• TEXTO PARA ANÁLISE:

- - -

BCE, um cartel institucionalizado

Miguel Tiago

José Araújo

É um dos mais recentes papersi do Fundo Monetário Internacional que vem reconhecer que os impactos da moeda única se traduzem de forma diferente em cada país. Um segundo estudo da mesma instituiçãoii anuncia que Portugal é o segundo país do mundo em que as taxas de juro mais impactaram o preço das casas (em média, subiram 22,29% entre o final de 2019 e o segundo trimestre de 2023), contribuindo para a sua subida.

Isto porque, em primeiro lugar, existem diferentes proporções de créditos à habitação com recurso a taxas indexadas em cada país, em segundo lugar porque nem todos os bancos repercutem o aumento das taxas de juro de forma igual sobre as famílias e, em terceiro lugar, porque a diferentes níveis de rendimento correspondem diferentes esforços.

A forma como o BCE, a pretexto do combate à inflação, determina o aumento das taxas de juro de referência, traduz no essencial a política de fazer recair sobre os trabalhadores os aumentos do custo de capital que visam a penalização de países periféricos e das classes trabalhadoras, a recuperação dos ganhos dos grandes accionistas da banca e dos grupos monopolistas e a continuidade e até agravamento da concentração de capital nos grandes grupos económicos.

O esforço exigido aos trabalhadores e famílias que, em Portugal, recorrem a créditos hipotecários foi o que mais cresceu em todos os países da União Europeia. De acordo com os estudos do FMI, desde julho 2022 até final de 2023, as famílias portuguesas aumentaram o esforço realizado para cumprir pagamentos de créditos em 1,3% do PIB. A banca portuguesa atrasa a remuneração dos depósitos e faz recair sobre as famílias custos que se elevam acima dos custos transferidos para as famílias em outros países, especialmente através do spread, das comissões, da taxa de juro efetivamente cobrada e do prazo com que é aplicada, bem como da elevada percentagem de créditos concedidos com valores indexados à Euribor.

- - -

• DADOS FORNECIDOS:

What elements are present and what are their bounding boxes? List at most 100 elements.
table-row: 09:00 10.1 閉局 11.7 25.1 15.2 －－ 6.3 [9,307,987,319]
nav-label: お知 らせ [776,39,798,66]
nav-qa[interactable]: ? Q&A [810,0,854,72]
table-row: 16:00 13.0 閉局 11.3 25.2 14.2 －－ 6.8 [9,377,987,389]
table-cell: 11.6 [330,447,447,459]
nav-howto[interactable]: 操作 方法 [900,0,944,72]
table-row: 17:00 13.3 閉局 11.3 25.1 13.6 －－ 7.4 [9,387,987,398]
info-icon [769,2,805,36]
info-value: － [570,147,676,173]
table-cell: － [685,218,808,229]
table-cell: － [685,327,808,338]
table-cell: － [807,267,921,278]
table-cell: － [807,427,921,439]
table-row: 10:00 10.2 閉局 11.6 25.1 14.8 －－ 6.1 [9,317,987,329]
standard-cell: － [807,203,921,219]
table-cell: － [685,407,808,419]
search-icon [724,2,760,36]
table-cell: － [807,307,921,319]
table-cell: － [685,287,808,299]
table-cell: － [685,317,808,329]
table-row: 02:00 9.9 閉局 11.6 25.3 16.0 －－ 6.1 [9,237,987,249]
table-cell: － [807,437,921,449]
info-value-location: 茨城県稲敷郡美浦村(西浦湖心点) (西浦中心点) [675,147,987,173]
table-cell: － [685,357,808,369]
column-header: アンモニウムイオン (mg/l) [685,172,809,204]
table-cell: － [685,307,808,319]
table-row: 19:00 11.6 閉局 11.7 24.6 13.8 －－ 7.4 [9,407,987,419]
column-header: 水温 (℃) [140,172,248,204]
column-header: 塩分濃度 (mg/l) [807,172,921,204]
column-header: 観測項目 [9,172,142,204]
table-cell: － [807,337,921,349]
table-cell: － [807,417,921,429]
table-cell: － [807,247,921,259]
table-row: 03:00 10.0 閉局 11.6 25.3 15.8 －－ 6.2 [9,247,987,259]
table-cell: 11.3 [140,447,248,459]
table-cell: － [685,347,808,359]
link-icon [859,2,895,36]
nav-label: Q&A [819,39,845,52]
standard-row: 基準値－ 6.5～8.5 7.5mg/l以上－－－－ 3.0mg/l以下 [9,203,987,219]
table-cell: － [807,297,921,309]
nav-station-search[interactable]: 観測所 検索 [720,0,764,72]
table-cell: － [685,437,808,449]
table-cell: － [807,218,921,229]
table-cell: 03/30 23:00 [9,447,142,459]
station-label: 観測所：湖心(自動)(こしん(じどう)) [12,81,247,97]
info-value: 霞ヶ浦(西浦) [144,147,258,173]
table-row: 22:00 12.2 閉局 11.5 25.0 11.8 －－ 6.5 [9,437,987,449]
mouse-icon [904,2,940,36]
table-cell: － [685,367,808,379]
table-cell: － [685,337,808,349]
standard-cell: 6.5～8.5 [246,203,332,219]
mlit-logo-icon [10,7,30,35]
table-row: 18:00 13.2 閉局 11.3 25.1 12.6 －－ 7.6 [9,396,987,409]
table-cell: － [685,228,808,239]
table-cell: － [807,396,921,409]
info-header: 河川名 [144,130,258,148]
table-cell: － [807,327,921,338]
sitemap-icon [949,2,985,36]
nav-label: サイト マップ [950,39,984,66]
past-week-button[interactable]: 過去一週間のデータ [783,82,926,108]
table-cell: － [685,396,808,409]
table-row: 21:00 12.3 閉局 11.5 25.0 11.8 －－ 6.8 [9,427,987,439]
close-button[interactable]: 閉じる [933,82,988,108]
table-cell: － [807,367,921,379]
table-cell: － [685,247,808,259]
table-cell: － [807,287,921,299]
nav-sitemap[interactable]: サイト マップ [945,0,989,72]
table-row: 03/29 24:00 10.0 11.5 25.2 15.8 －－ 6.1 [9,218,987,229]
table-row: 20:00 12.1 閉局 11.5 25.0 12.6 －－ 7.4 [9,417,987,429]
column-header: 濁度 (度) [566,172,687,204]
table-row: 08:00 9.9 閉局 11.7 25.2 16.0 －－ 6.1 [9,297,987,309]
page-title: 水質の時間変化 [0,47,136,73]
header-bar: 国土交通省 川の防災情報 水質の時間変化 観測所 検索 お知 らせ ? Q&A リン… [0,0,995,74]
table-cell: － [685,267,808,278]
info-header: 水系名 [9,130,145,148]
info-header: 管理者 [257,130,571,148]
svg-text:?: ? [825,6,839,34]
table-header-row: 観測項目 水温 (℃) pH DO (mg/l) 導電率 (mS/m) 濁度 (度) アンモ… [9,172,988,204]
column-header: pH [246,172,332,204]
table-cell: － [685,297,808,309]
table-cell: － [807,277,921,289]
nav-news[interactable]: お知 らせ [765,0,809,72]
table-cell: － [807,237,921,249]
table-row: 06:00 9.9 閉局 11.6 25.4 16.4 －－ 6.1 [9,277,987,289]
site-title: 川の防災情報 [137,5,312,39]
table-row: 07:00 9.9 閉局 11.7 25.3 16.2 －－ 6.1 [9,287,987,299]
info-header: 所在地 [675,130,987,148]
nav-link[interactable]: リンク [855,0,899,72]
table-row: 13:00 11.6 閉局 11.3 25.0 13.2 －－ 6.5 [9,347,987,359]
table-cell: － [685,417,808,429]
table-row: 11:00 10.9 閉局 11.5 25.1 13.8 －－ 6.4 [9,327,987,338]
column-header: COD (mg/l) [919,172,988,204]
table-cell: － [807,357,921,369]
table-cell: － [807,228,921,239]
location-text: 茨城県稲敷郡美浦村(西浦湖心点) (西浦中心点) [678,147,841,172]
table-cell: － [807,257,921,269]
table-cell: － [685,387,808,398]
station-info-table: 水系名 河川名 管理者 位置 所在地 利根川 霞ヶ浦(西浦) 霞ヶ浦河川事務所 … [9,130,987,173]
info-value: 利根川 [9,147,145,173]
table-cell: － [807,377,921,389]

- - -

• INSTRUÇÕES:
A: Traduza para inglês esta frase do texto sobre o BCE e as taxas de juro: «O esforço exigido aos trabalhadores e famílias que, em Portugal, recorrem a créditos hipotecários foi o que mais cresceu em todos os países da União Europeia.»
B: Apresente a continuação do texto sobre o BCE e as taxas de juro, a partir da última frase nele contida.

• RESULTADOS POR TAREFA:
A: The effort required of workers and families who, in Portugal, rely on mortgage loans was the one that grew the most among all the countries of the European Union.

B:
O poder político submisso ao poder económico subordina os povos ao cartel da banca privada transnacional e isso justifica, em boa parte, os 3,3, mil milhões de euros de lucros que a banca – só em Portugal – lucrou nos primeiros três trimestres de 2023. Lucro que compensou as «perdas» que o sector vinha anunciando praticamente há uma década, fruto das baixas taxas de juro – ainda que compensado pelo Estado de formas várias.

Está em curso a política do saque e da transferência de recursos públicos e particulares para os grandes grupos económicos. Se, no passado, os Estados transferiam directamente parcelas gigantescas da riqueza pública para satisfazer a voragem da banca, testemunhamos agora um novo episódio da mesma saga: os Estados – sob a batuta do capital financeiro que determina as opções da União Europeia – obrigam os trabalhadores e os cidadãos em geral a transferir os seus recursos particulares e as suas poupanças para a banca.

As políticas de ataque aos salários, aos serviços públicos e o aumento das taxas de juro – seguidas em Portugal por todos os partidos da política de direita – mais não são senão a nova expressão da mesma política de sempre: a da austeridade, empobrecimento, exploração e concentração.

Esta política, de submissão e de total abandono do interesse nacional, não conhece travões que não os que lhe sejam impostos. A luta por uma banca ao serviço do desenvolvimento, do povo e do País, a luta por uma uma vida justa, por salários e direitos, entre os quais o direito à habitação implica a ruptura com a política de direita, o reforço nas ruas e nas instituições dos que defendem outro rumo, dos que defendem a democracia económica e a querem construir com a força criativa das massas e dos trabalhadores.

Quanto mais rapidamente se construir a política alternativa patriótica e de esquerda, mais depressa poderemos recuperar o que desde sempre nos roubam.

i https://www.imf.org/en/Publications/WP/Issues/2024/01/12/Monetary-Policy-Pass-Through-to-Interest-Rates-Stylized-Facts-from-30-European-Countries-543715#:~:text=The%20extent%20to%20which%20changes%20in%20monetary%20policy,of%20monetary%20policy%20transmission%20to%20output%20and%20prices.